Dataset rows
START

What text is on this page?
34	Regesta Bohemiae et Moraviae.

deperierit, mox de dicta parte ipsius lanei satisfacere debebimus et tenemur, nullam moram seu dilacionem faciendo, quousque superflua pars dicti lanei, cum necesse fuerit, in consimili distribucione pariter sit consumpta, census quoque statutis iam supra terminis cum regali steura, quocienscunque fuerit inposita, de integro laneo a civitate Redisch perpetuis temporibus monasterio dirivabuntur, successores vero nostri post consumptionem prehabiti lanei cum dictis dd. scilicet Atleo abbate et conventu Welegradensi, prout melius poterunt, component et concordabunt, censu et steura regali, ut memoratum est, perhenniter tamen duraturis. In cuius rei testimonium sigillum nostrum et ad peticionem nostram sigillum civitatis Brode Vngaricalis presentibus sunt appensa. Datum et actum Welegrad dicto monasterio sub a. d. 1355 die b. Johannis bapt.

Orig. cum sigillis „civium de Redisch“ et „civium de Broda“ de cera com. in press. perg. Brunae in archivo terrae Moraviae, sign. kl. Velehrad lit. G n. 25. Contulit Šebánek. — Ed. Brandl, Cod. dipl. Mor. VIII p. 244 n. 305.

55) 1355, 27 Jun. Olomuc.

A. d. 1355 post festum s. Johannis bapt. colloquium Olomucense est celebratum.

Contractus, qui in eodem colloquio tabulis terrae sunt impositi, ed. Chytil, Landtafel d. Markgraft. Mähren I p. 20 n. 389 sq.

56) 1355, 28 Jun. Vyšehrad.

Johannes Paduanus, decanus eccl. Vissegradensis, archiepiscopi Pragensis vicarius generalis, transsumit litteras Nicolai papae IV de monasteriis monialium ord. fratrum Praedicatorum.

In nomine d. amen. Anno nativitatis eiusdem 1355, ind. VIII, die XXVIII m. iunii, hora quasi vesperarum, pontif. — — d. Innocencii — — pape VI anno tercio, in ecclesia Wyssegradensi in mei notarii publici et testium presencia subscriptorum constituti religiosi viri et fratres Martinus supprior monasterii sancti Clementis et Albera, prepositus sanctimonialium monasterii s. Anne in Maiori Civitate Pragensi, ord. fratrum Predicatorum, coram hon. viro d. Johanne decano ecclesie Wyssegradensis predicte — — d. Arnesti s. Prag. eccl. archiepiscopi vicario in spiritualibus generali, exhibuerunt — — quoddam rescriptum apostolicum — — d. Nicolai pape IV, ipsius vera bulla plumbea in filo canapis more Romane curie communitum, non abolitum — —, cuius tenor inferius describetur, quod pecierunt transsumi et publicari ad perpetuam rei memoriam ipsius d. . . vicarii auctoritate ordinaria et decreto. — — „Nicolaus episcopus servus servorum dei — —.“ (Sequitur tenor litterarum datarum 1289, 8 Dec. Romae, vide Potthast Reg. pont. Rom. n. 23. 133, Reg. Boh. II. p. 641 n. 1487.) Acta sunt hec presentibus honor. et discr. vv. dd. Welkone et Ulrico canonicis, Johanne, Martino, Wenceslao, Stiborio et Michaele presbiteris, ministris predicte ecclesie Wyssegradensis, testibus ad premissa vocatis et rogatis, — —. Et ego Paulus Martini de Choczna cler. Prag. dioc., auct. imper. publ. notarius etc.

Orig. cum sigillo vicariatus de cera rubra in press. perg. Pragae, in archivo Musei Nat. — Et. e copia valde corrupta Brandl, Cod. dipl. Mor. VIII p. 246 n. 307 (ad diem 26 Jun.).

END

*WHAT TO DO:* Show every line of the records above that contains the word "terrae".

*RESULT FOR THIS EXERCISE:*
Orig. cum sigillis „civium de Redisch“ et „civium de Broda“ de cera com. in press. perg. Brunae in archivo terrae Moraviae, sign. kl. Velehrad lit. G n. 25. Contulit Šebánek. — Ed. Brandl, Cod. dipl. Mor. VIII p. 244 n. 305.
Contractus, qui in eodem colloquio tabulis terrae sunt impositi, ed. Chytil, Landtafel d. Markgraft. Mähren I p. 20 n. 389 sq.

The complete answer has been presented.